▶ **WHAT YOU HAVE TO DO**
Exact repetition of every entry is required.

· · · · · · ·

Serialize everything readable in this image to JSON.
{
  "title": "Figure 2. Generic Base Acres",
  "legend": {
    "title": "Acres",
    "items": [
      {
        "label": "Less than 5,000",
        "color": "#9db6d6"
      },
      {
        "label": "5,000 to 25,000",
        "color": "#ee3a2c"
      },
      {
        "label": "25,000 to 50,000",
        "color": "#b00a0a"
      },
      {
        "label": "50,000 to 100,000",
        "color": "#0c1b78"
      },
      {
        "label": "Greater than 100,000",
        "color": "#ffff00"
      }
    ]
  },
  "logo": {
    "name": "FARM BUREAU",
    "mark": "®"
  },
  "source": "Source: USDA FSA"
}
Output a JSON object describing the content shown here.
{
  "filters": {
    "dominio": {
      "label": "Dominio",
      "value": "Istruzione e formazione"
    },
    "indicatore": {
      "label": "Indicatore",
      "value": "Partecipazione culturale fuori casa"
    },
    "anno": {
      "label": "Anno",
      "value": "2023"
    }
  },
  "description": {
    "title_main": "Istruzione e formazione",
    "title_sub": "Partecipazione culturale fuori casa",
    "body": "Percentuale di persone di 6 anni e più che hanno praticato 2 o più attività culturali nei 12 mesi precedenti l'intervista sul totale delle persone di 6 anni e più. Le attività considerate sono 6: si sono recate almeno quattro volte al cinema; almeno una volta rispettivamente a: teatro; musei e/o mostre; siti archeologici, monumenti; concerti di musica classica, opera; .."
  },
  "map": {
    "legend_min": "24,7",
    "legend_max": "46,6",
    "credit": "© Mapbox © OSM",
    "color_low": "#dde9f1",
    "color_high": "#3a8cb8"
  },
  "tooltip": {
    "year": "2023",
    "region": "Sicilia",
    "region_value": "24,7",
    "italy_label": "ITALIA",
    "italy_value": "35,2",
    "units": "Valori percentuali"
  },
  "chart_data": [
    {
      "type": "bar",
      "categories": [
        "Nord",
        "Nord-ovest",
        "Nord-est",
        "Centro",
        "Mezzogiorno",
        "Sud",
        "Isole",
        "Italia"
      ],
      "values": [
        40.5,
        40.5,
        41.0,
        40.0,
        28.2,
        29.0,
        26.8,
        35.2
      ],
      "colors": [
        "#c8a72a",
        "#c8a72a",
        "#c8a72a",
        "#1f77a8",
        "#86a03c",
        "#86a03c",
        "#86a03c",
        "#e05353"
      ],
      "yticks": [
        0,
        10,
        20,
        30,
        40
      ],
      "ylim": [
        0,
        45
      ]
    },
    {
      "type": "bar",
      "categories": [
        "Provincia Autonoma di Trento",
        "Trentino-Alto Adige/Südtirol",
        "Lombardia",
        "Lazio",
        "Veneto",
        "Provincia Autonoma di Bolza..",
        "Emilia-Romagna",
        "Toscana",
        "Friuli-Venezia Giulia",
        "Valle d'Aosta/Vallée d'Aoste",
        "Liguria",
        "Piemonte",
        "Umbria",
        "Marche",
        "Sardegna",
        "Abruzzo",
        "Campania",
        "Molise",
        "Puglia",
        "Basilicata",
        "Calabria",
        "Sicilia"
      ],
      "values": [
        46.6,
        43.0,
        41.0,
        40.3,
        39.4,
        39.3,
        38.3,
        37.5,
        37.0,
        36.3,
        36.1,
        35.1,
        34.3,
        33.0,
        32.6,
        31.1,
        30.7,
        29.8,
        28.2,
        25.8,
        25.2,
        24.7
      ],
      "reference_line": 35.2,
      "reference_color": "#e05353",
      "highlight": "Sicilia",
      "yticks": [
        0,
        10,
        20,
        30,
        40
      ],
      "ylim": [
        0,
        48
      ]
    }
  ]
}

· · · · · · ·

▶ **SOLUTION FOR THIS TASK**
Serialize everything readable in this image to JSON.
{
  "title": "Figure 2. Generic Base Acres",
  "legend": {
    "title": "Acres",
    "items": [
      {
        "label": "Less than 5,000",
        "color": "#9db6d6"
      },
      {
        "label": "5,000 to 25,000",
        "color": "#ee3a2c"
      },
      {
        "label": "25,000 to 50,000",
        "color": "#b00a0a"
      },
      {
        "label": "50,000 to 100,000",
        "color": "#0c1b78"
      },
      {
        "label": "Greater than 100,000",
        "color": "#ffff00"
      }
    ]
  },
  "logo": {
    "name": "FARM BUREAU",
    "mark": "®"
  },
  "source": "Source: USDA FSA"
}
Output a JSON object describing the content shown here.
{
  "filters": {
    "dominio": {
      "label": "Dominio",
      "value": "Istruzione e formazione"
    },
    "indicatore": {
      "label": "Indicatore",
      "value": "Partecipazione culturale fuori casa"
    },
    "anno": {
      "label": "Anno",
      "value": "2023"
    }
  },
  "description": {
    "title_main": "Istruzione e formazione",
    "title_sub": "Partecipazione culturale fuori casa",
    "body": "Percentuale di persone di 6 anni e più che hanno praticato 2 o più attività culturali nei 12 mesi precedenti l'intervista sul totale delle persone di 6 anni e più. Le attività considerate sono 6: si sono recate almeno quattro volte al cinema; almeno una volta rispettivamente a: teatro; musei e/o mostre; siti archeologici, monumenti; concerti di musica classica, opera; .."
  },
  "map": {
    "legend_min": "24,7",
    "legend_max": "46,6",
    "credit": "© Mapbox © OSM",
    "color_low": "#dde9f1",
    "color_high": "#3a8cb8"
  },
  "tooltip": {
    "year": "2023",
    "region": "Sicilia",
    "region_value": "24,7",
    "italy_label": "ITALIA",
    "italy_value": "35,2",
    "units": "Valori percentuali"
  },
  "chart_data": [
    {
      "type": "bar",
      "categories": [
        "Nord",
        "Nord-ovest",
        "Nord-est",
        "Centro",
        "Mezzogiorno",
        "Sud",
        "Isole",
        "Italia"
      ],
      "values": [
        40.5,
        40.5,
        41.0,
        40.0,
        28.2,
        29.0,
        26.8,
        35.2
      ],
      "colors": [
        "#c8a72a",
        "#c8a72a",
        "#c8a72a",
        "#1f77a8",
        "#86a03c",
        "#86a03c",
        "#86a03c",
        "#e05353"
      ],
      "yticks": [
        0,
        10,
        20,
        30,
        40
      ],
      "ylim": [
        0,
        45
      ]
    },
    {
      "type": "bar",
      "categories": [
        "Provincia Autonoma di Trento",
        "Trentino-Alto Adige/Südtirol",
        "Lombardia",
        "Lazio",
        "Veneto",
        "Provincia Autonoma di Bolza..",
        "Emilia-Romagna",
        "Toscana",
        "Friuli-Venezia Giulia",
        "Valle d'Aosta/Vallée d'Aoste",
        "Liguria",
        "Piemonte",
        "Umbria",
        "Marche",
        "Sardegna",
        "Abruzzo",
        "Campania",
        "Molise",
        "Puglia",
        "Basilicata",
        "Calabria",
        "Sicilia"
      ],
      "values": [
        46.6,
        43.0,
        41.0,
        40.3,
        39.4,
        39.3,
        38.3,
        37.5,
        37.0,
        36.3,
        36.1,
        35.1,
        34.3,
        33.0,
        32.6,
        31.1,
        30.7,
        29.8,
        28.2,
        25.8,
        25.2,
        24.7
      ],
      "reference_line": 35.2,
      "reference_color": "#e05353",
      "highlight": "Sicilia",
      "yticks": [
        0,
        10,
        20,
        30,
        40
      ],
      "ylim": [
        0,
        48
      ]
    }
  ]
}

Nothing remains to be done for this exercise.